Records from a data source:
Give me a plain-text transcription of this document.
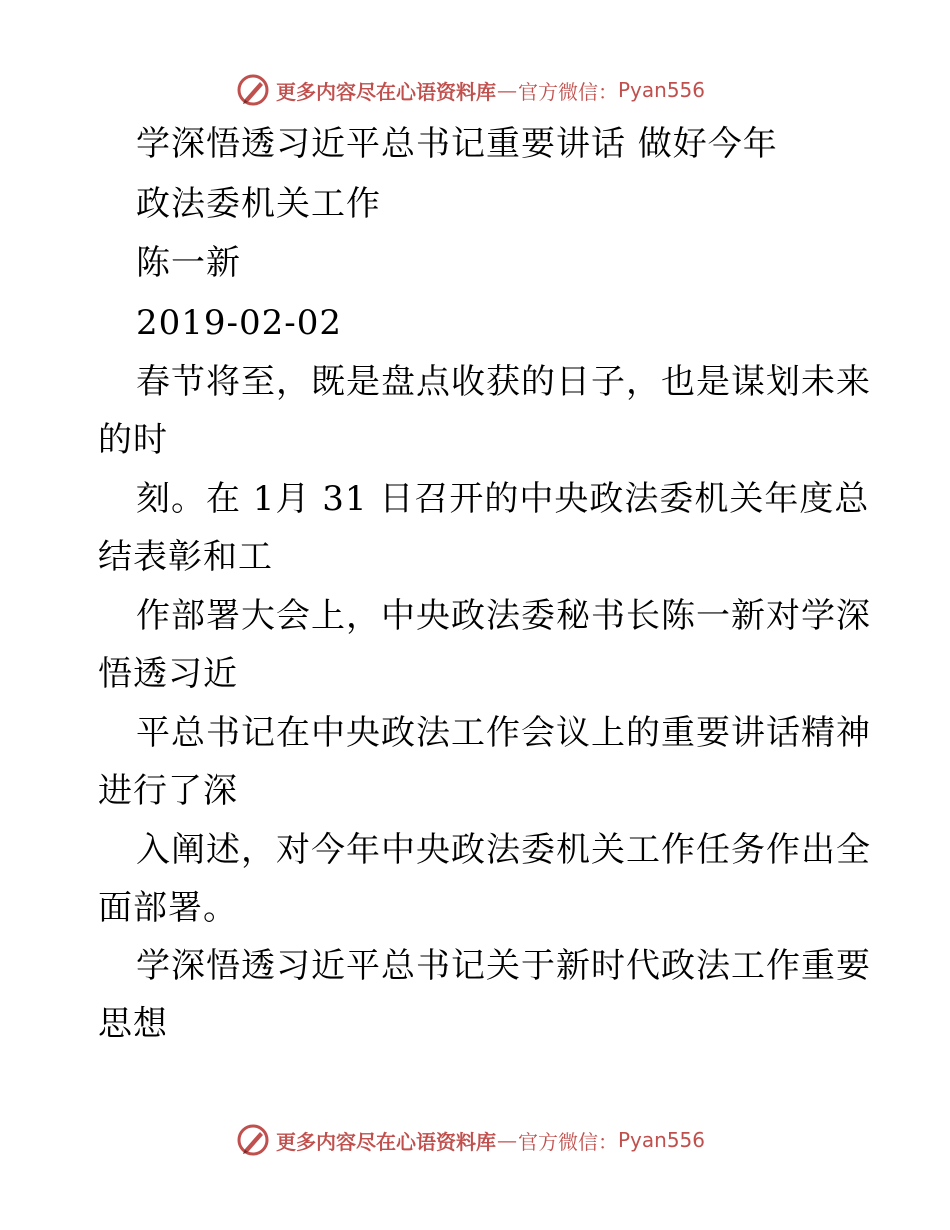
更多内容尽在心语资料库 — 官方微信： Pyan556
学深悟透习近平总书记重要讲话 做好今年
政法委机关工作
陈一新
2019-02-02
春节将至，既是盘点收获的日子，也是谋划未来
的时
刻。在 1月 31 日召开的中央政法委机关年度总
结表彰和工
作部署大会上，中央政法委秘书长陈一新对学深
悟透习近
平总书记在中央政法工作会议上的重要讲话精神
进行了深
入阐述，对今年中央政法委机关工作任务作出全
面部署。
学深悟透习近平总书记关于新时代政法工作重要
思想
更多内容尽在心语资料库 — 官方微信： Pyan556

## DESCRIPTION OF THE TASK
Above are records with pictures; repeat the records exactly and leave the pictures out.

## CORRECT OUTPUT
Give me a plain-text transcription of this document.
更多内容尽在心语资料库 — 官方微信： Pyan556
学深悟透习近平总书记重要讲话 做好今年
政法委机关工作
陈一新
2019-02-02
春节将至，既是盘点收获的日子，也是谋划未来
的时
刻。在 1月 31 日召开的中央政法委机关年度总
结表彰和工
作部署大会上，中央政法委秘书长陈一新对学深
悟透习近
平总书记在中央政法工作会议上的重要讲话精神
进行了深
入阐述，对今年中央政法委机关工作任务作出全
面部署。
学深悟透习近平总书记关于新时代政法工作重要
思想
更多内容尽在心语资料库 — 官方微信： Pyan556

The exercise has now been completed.